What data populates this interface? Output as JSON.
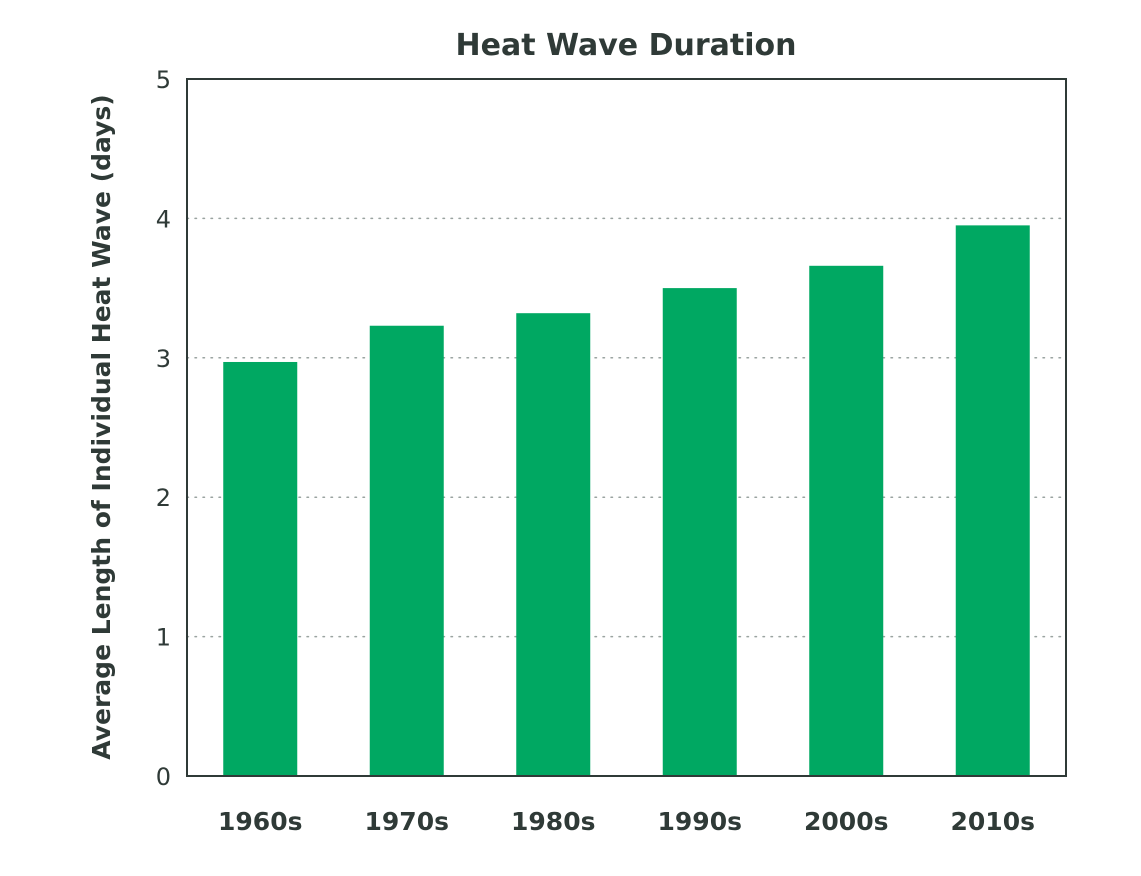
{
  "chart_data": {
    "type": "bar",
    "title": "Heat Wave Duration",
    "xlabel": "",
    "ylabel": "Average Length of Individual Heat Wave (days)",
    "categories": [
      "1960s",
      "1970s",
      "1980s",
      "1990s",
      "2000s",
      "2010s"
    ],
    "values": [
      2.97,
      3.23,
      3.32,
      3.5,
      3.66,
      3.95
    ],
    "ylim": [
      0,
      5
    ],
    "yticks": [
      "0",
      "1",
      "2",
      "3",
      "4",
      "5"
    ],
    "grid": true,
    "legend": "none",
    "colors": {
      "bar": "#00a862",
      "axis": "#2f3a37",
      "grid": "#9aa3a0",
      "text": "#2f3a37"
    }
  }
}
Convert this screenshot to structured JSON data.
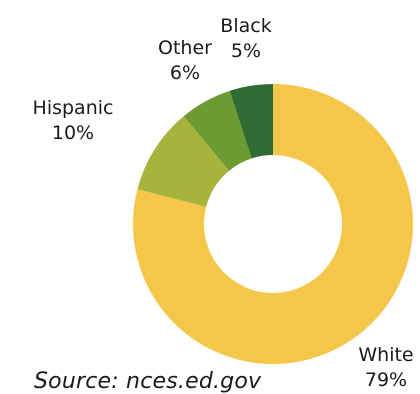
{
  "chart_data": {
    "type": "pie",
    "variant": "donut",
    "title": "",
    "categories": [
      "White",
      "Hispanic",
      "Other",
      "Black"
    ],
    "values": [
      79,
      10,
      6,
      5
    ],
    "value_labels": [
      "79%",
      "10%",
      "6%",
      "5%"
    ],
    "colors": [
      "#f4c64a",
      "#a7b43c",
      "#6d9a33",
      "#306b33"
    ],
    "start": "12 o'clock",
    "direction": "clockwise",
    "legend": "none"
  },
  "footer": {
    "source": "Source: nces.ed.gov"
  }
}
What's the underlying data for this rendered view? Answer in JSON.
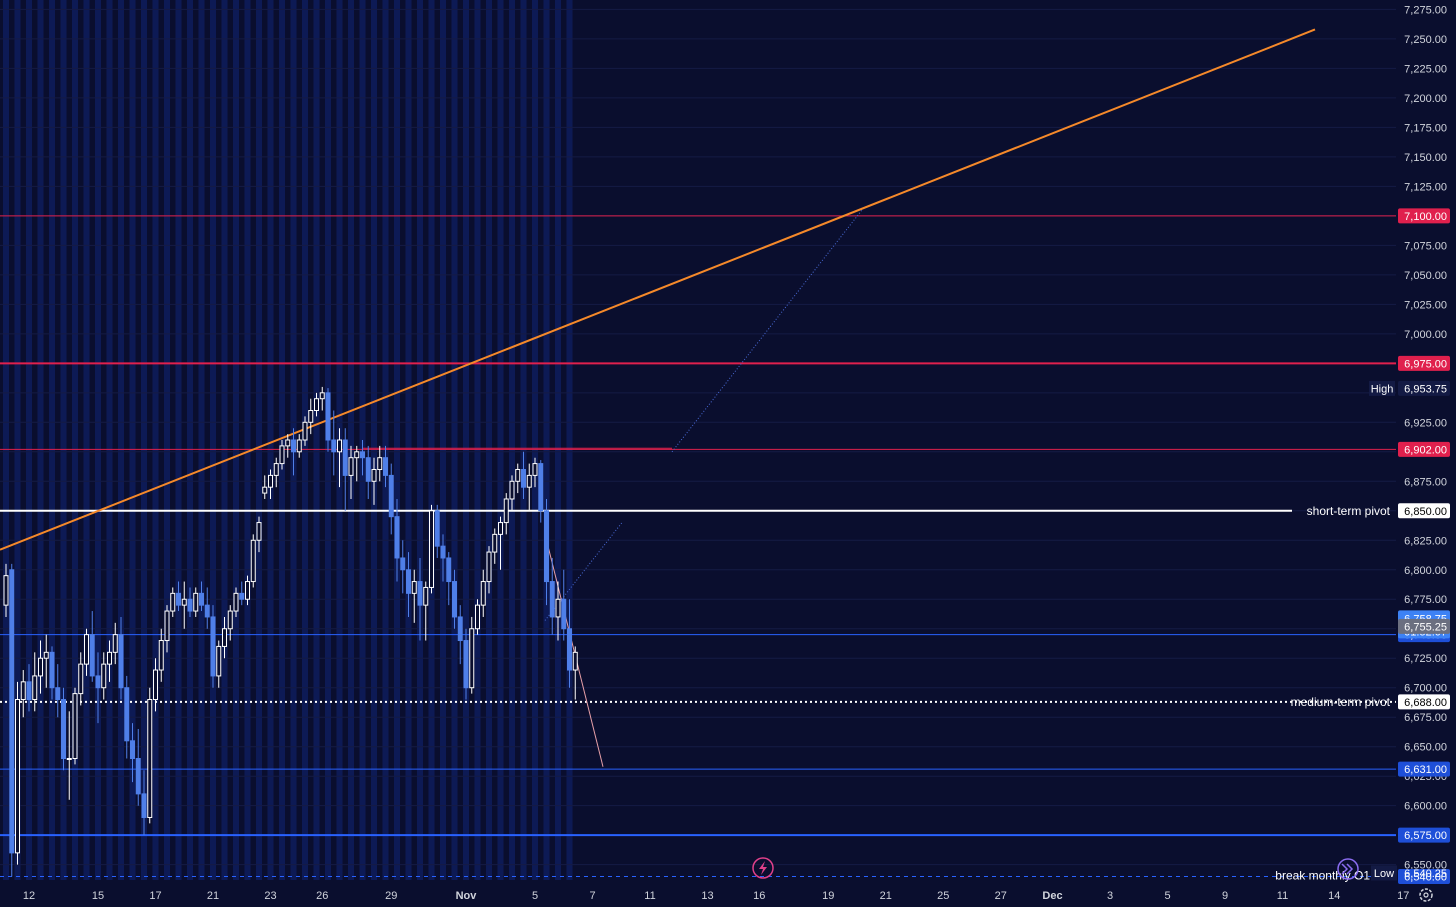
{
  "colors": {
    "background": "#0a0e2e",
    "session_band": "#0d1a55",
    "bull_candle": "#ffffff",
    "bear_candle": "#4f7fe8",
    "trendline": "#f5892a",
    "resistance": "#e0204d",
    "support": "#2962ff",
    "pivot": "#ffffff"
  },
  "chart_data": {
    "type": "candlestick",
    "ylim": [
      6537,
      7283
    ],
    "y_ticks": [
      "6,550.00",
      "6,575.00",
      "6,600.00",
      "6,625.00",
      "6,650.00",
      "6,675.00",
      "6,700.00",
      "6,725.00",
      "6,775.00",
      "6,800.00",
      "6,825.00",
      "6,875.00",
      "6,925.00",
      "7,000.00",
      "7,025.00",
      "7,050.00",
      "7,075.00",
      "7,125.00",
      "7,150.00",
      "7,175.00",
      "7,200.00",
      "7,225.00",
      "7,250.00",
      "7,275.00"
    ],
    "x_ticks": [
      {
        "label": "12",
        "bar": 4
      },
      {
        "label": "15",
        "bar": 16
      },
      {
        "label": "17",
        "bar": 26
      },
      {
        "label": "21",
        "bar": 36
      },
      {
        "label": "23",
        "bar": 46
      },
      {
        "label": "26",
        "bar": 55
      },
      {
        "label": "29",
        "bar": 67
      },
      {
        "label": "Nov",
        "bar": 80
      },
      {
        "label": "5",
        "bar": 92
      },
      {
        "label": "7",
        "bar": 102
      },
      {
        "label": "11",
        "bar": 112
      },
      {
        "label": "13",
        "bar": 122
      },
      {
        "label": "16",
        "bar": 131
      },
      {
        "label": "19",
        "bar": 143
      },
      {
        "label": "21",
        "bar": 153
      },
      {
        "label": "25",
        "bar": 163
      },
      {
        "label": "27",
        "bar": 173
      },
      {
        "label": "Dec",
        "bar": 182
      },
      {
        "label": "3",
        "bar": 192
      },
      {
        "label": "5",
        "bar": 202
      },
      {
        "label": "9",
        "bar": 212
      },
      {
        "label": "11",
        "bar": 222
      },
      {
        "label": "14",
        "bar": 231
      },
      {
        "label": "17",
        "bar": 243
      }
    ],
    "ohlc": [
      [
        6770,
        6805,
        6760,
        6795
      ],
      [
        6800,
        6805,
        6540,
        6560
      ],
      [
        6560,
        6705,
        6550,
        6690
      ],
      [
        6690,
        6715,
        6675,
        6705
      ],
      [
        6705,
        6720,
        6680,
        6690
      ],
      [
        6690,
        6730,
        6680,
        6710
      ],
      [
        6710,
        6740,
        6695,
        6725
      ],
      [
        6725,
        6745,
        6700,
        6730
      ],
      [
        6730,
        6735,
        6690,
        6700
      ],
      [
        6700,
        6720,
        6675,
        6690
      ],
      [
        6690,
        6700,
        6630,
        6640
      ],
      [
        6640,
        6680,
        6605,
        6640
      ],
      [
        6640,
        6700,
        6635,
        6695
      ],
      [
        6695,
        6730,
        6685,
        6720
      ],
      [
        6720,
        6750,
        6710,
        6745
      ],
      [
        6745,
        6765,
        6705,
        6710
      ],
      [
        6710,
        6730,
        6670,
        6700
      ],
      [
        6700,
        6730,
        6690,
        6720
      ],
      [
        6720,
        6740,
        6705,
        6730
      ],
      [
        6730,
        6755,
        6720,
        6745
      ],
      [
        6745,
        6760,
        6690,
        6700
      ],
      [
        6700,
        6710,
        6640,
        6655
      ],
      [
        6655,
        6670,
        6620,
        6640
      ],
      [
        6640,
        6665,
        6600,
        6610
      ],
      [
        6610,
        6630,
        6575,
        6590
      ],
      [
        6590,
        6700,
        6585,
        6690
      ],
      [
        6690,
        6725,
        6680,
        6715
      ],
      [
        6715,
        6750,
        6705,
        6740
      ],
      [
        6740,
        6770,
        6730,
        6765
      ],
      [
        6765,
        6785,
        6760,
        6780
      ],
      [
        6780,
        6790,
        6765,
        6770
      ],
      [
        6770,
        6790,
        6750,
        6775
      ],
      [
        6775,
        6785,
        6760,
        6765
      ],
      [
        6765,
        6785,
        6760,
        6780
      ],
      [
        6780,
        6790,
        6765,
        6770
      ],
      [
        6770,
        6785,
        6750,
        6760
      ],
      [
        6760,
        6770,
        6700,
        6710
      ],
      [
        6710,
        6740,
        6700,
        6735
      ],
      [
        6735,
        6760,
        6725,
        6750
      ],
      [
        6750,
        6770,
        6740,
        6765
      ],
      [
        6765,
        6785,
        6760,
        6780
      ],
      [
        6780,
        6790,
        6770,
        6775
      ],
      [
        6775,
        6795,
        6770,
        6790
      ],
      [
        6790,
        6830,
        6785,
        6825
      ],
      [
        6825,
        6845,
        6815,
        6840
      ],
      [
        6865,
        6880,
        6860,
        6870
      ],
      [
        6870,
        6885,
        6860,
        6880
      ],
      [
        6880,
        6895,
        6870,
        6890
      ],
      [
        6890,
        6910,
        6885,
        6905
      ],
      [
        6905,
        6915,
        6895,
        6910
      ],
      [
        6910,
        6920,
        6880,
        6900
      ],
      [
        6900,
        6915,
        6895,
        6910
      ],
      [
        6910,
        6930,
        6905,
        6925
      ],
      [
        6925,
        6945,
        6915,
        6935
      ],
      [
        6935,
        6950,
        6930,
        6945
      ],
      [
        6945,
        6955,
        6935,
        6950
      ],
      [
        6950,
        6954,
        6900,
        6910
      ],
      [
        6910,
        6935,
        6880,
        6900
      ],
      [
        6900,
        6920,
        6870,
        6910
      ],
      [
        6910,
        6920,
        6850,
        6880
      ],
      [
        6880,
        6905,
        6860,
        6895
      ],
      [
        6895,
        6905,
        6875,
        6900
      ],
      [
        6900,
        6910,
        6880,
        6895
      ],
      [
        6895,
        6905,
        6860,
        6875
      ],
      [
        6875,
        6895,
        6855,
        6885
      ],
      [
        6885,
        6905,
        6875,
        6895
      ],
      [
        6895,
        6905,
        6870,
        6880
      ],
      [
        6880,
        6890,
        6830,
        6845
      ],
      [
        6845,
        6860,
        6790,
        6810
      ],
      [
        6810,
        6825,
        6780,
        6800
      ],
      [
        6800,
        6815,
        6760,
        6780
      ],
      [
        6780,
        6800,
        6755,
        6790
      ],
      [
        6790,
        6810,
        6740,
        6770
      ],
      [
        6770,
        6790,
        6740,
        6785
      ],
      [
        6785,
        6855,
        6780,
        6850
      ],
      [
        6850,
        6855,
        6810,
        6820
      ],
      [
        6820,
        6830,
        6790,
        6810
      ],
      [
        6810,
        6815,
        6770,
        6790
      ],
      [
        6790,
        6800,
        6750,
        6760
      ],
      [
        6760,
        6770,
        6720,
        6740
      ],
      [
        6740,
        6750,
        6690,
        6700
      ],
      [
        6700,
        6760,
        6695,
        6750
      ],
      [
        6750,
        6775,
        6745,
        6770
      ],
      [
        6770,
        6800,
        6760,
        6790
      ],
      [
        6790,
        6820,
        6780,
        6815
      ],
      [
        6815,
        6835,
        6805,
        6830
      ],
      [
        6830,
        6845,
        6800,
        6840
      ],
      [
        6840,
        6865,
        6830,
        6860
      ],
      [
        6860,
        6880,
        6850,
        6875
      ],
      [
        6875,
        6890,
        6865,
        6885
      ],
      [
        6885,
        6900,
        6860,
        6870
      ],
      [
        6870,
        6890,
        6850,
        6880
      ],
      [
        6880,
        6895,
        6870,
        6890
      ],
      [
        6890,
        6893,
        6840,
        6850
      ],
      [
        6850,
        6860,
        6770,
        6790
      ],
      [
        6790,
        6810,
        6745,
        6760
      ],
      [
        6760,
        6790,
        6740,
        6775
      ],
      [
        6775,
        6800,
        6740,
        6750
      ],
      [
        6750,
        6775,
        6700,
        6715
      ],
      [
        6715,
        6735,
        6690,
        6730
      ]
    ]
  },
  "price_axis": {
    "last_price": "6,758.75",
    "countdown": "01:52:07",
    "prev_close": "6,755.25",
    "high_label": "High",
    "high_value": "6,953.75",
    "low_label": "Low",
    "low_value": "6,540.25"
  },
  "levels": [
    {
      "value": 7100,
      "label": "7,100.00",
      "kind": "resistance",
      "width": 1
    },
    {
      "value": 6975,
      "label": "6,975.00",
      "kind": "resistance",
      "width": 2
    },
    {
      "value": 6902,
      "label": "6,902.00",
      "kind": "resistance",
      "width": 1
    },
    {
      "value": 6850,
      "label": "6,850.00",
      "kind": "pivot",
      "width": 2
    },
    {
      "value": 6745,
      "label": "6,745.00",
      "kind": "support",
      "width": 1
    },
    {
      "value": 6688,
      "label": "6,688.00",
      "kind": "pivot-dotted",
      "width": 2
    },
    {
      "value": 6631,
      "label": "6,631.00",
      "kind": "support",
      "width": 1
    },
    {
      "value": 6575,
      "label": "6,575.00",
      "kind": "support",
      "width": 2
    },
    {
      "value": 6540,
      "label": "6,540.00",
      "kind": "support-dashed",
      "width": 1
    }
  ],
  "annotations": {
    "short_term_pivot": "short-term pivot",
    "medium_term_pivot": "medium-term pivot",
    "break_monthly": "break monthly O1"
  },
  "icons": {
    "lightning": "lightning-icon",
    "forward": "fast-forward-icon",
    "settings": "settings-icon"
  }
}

* * * * * * * * *

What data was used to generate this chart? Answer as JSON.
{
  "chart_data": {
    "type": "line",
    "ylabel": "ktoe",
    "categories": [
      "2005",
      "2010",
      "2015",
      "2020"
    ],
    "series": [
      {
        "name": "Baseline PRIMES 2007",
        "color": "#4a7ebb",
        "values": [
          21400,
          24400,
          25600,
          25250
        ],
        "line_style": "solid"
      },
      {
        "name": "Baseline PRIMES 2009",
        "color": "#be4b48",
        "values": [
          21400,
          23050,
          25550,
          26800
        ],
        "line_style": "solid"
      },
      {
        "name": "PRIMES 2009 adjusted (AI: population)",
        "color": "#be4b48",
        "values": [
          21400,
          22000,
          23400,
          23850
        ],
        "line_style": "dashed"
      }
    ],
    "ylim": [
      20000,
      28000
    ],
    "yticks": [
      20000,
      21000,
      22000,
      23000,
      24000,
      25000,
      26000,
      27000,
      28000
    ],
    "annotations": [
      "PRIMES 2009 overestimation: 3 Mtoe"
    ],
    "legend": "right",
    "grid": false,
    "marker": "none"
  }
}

* * * * * * * * *

- Challenge: Report each line in the preceding entries that holds the string "Wave".

- Reply to the exercise:
    "title": "Heat Wave Duration",
    "ylabel": "Average Length of Individual Heat Wave (days)",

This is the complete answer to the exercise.